In the entries below, find every line holding the string "source" and collect it.

--- Start Data to process ---

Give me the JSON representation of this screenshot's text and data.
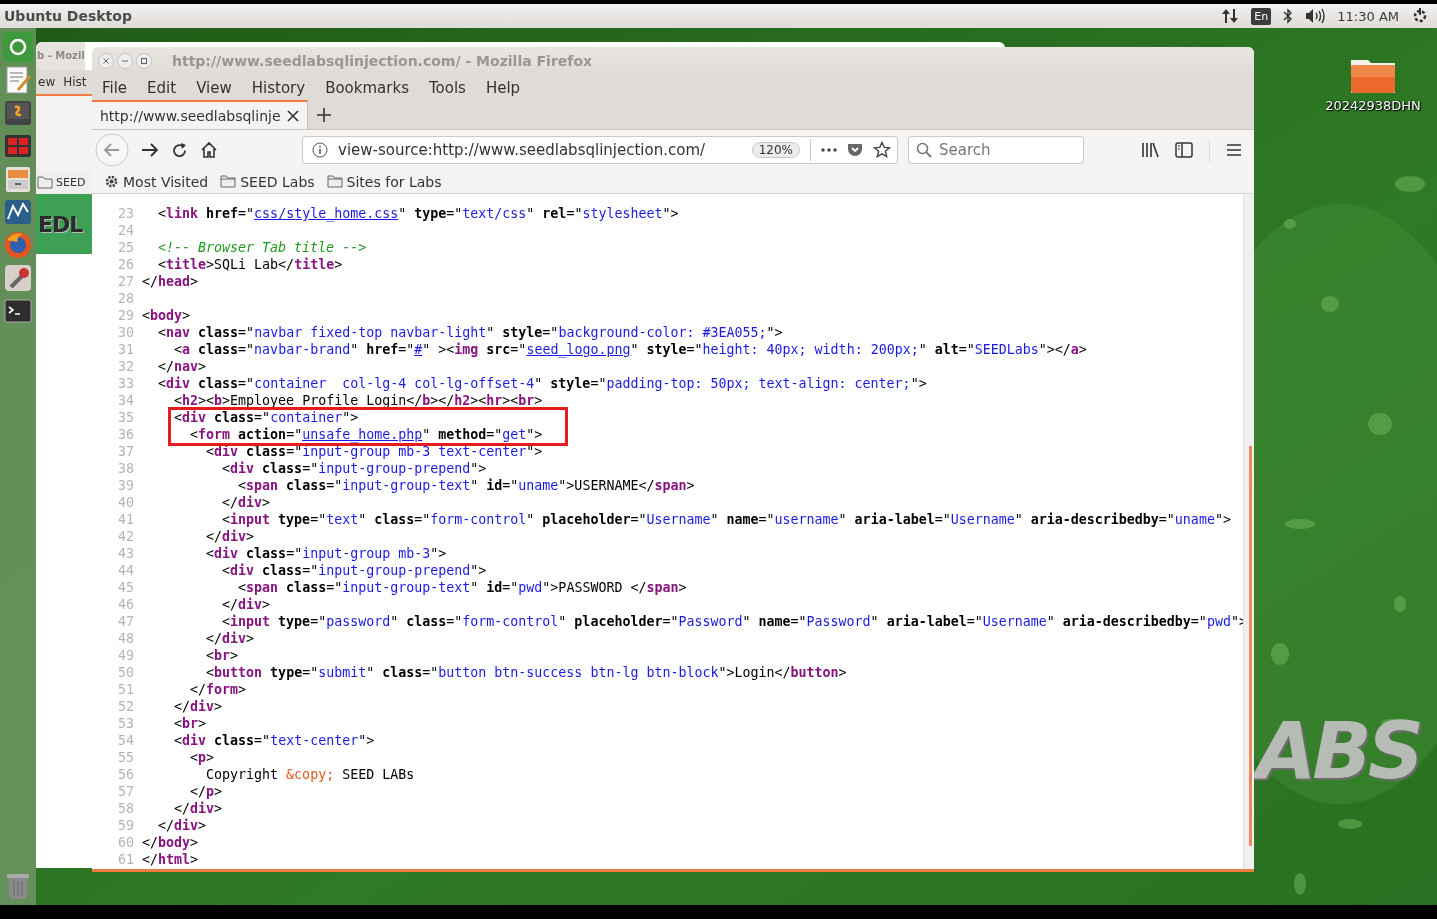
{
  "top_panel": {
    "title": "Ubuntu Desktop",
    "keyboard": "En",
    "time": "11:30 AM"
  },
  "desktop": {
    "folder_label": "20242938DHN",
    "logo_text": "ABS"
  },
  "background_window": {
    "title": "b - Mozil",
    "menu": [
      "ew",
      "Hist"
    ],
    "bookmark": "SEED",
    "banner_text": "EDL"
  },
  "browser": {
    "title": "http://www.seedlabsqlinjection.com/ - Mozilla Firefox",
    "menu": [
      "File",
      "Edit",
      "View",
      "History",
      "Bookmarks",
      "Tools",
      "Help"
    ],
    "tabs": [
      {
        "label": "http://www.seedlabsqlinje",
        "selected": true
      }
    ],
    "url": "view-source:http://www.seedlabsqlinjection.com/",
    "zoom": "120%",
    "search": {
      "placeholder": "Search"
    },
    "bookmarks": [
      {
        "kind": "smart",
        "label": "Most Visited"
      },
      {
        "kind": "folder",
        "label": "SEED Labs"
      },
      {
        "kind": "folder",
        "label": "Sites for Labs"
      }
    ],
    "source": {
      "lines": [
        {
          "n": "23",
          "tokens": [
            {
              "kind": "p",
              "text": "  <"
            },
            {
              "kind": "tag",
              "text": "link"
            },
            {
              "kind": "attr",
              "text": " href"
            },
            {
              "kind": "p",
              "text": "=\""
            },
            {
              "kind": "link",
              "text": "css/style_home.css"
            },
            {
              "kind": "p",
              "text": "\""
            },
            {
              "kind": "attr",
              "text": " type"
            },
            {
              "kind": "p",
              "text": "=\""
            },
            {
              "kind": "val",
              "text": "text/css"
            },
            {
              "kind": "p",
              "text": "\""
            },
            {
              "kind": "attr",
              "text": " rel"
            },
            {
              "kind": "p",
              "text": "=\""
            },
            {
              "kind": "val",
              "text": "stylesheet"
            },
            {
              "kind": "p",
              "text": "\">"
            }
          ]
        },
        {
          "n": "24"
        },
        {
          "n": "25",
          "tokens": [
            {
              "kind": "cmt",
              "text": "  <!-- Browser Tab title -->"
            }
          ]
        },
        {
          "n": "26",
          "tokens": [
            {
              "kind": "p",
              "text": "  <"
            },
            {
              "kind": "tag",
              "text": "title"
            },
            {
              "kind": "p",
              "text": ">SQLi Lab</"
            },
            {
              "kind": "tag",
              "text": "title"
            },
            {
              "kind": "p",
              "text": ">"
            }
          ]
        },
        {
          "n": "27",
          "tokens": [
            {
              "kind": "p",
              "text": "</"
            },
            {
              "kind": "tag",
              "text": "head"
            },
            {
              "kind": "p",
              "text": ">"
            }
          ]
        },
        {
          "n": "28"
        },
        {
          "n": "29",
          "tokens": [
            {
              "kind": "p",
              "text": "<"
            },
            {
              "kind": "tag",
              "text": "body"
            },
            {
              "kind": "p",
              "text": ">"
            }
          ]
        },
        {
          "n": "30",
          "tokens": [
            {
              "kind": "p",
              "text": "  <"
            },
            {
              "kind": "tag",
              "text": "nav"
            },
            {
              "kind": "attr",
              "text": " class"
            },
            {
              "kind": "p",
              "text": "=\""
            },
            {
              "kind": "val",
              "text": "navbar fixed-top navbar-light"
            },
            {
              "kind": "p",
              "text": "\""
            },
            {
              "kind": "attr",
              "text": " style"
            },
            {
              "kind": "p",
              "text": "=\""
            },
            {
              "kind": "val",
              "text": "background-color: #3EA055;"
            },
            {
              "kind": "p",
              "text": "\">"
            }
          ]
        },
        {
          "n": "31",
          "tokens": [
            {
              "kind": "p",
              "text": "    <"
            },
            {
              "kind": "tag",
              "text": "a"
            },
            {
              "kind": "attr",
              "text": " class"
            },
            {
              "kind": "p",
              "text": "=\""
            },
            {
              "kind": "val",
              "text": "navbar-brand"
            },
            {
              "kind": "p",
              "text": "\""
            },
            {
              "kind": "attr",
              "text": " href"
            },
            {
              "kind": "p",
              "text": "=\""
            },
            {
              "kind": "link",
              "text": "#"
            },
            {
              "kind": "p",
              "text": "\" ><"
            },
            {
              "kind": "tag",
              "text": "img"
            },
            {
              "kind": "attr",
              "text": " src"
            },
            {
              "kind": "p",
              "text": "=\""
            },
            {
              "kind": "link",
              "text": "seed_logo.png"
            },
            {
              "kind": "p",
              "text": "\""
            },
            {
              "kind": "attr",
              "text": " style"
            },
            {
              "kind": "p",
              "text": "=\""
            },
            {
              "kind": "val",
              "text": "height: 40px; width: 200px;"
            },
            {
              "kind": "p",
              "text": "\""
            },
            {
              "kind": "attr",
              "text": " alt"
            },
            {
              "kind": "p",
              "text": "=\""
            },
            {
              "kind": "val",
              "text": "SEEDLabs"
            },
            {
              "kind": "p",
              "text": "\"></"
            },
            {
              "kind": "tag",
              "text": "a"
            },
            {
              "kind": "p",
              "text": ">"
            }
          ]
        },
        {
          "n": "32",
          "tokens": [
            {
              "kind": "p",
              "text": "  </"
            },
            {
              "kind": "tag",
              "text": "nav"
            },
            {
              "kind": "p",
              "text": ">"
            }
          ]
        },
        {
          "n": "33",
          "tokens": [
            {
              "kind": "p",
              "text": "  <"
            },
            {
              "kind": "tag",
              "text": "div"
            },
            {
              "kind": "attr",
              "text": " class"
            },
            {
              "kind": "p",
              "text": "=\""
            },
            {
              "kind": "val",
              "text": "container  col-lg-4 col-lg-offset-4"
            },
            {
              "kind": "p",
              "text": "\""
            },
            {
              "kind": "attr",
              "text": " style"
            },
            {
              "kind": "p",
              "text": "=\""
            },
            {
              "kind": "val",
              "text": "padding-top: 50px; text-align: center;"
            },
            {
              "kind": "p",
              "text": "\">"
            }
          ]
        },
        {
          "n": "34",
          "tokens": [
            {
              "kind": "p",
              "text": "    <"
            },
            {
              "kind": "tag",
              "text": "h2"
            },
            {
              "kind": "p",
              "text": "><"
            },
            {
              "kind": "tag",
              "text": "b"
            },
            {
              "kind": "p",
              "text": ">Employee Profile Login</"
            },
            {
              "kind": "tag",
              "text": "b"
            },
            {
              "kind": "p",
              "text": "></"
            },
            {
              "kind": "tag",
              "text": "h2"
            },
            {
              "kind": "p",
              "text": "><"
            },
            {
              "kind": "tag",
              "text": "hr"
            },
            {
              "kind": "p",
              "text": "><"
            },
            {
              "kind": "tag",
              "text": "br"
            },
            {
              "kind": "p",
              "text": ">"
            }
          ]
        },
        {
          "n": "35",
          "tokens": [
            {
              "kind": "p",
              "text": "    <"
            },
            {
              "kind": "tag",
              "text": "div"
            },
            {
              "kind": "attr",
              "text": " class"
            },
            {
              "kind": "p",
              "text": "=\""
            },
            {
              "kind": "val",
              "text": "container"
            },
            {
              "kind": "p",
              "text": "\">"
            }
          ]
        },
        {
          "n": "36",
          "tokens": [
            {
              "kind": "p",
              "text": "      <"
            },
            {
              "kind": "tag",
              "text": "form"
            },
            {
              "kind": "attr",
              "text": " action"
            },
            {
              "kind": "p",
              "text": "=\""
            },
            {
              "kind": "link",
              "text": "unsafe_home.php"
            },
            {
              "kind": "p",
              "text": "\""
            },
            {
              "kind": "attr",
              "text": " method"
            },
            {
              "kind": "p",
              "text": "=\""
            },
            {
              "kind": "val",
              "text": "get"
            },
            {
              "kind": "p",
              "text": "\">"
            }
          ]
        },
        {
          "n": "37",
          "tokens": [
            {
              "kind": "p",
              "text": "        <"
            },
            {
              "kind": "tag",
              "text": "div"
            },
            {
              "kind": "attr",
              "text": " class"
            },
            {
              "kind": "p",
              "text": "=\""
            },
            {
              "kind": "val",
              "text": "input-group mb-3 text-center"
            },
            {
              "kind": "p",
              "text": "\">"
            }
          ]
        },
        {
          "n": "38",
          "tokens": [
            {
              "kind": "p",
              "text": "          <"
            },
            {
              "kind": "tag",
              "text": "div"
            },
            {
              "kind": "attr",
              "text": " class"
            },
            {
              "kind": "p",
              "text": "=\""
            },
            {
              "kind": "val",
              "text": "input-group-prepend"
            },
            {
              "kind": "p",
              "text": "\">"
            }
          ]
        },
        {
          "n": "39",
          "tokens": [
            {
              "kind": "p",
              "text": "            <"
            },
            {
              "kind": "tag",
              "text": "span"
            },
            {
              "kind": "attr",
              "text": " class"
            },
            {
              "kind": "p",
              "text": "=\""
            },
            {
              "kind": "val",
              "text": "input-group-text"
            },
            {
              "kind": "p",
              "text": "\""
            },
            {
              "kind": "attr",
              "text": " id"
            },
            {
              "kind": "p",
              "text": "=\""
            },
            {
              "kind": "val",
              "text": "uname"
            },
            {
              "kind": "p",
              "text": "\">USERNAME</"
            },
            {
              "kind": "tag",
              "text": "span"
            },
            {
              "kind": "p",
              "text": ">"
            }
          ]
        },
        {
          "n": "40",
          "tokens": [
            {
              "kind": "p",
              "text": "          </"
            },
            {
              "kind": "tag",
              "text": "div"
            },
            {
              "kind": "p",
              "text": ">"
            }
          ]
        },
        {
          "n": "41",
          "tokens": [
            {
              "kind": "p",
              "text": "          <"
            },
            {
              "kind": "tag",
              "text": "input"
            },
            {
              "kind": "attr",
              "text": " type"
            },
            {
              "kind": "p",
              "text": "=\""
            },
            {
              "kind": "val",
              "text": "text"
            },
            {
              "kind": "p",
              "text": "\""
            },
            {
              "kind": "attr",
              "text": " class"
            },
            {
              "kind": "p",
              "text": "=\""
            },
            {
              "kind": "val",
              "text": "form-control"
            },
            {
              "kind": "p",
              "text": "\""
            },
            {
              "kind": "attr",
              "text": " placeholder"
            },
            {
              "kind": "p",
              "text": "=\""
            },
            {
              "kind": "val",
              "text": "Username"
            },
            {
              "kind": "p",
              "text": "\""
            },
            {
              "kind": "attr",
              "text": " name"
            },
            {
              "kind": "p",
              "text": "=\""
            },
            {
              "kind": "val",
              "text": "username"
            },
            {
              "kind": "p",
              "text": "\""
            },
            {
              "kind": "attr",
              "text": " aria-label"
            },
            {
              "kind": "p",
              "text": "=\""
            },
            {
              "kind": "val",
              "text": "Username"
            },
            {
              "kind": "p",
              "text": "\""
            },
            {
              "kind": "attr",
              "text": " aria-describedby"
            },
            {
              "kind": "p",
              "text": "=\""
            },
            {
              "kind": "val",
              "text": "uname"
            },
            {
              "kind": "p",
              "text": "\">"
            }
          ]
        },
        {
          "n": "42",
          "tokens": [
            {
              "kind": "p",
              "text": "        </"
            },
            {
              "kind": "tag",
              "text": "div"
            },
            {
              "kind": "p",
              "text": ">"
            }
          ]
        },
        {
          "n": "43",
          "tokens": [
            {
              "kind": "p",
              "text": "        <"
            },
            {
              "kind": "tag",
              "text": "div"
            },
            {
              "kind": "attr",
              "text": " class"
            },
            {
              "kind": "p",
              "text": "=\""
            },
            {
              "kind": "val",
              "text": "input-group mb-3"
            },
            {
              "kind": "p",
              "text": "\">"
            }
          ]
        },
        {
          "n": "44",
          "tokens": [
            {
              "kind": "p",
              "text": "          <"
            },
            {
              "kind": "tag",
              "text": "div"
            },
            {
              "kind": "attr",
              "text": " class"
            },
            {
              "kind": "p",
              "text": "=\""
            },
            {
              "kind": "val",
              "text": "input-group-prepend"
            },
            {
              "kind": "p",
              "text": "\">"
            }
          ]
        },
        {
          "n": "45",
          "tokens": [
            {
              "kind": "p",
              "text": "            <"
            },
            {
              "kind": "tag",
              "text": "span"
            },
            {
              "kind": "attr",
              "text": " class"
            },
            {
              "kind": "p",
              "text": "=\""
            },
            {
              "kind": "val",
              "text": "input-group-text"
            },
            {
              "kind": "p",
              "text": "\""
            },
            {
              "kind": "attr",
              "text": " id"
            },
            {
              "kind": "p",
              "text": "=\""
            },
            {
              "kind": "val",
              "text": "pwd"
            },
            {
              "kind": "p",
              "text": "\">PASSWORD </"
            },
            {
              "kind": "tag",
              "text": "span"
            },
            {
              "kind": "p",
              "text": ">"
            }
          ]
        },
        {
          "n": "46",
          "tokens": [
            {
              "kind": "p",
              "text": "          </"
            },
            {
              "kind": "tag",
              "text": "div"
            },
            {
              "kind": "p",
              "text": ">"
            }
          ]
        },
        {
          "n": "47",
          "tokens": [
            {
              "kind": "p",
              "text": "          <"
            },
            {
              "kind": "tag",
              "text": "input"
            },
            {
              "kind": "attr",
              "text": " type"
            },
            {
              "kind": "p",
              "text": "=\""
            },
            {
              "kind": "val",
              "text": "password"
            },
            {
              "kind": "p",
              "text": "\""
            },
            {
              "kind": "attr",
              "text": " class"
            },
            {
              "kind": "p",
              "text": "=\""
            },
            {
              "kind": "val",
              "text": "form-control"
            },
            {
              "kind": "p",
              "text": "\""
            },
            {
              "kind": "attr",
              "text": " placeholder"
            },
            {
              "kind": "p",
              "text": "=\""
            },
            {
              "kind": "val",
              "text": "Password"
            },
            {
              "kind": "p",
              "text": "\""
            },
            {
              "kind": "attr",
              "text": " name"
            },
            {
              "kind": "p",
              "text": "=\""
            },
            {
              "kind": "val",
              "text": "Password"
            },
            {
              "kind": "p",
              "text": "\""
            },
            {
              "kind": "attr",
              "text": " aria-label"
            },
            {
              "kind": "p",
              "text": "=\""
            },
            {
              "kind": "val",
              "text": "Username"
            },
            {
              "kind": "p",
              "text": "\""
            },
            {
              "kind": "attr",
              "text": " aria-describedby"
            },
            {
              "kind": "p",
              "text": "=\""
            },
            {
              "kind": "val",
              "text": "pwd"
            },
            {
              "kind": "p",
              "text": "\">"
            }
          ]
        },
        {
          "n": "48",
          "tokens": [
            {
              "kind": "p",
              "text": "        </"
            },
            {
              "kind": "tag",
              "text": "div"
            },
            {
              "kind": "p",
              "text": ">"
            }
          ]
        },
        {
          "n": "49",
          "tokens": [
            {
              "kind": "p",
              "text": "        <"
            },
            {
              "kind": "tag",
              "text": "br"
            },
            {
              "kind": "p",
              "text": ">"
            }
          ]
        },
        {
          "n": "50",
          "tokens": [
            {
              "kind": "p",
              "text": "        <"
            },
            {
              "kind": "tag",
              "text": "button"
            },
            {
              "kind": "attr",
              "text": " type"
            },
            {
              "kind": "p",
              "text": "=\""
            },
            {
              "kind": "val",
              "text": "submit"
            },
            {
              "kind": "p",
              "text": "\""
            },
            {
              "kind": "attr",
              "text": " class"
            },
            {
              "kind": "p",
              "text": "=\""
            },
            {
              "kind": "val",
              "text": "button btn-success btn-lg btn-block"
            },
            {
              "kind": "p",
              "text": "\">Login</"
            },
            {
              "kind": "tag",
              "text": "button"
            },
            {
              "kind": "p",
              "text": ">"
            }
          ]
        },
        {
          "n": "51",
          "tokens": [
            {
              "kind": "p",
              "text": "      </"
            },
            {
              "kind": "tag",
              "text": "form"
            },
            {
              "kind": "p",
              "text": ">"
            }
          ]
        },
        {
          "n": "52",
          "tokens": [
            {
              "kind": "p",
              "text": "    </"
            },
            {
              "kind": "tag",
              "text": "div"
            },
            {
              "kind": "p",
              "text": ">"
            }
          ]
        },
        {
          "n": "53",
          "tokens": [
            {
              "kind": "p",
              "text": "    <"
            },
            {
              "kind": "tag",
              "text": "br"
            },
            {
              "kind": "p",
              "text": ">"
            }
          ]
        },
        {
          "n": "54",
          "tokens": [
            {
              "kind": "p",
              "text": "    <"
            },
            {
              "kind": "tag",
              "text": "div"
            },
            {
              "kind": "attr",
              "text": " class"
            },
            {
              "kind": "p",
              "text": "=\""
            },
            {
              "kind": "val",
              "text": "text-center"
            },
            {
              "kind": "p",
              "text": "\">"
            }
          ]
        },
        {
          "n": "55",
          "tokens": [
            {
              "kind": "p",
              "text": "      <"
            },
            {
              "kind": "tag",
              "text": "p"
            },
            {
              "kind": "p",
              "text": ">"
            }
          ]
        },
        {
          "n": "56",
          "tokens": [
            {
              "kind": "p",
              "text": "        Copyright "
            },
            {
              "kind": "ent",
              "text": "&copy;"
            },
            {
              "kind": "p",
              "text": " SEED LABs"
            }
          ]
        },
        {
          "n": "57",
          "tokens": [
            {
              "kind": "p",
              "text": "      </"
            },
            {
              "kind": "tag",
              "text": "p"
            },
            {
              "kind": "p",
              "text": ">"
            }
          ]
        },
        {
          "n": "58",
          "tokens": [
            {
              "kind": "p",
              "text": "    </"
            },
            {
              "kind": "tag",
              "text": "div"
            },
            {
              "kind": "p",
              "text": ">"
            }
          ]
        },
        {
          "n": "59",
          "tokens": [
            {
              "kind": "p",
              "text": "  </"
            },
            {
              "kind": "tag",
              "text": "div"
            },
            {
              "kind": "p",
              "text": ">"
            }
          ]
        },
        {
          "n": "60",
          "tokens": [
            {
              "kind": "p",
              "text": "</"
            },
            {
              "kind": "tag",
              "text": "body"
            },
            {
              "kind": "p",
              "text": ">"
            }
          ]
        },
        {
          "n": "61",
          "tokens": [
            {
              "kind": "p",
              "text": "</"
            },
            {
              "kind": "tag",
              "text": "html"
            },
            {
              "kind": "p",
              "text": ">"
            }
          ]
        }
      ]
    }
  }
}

--- End Data to process ---

Correct output »
    "url": "view-source:http://www.seedlabsqlinjection.com/",
    "source": {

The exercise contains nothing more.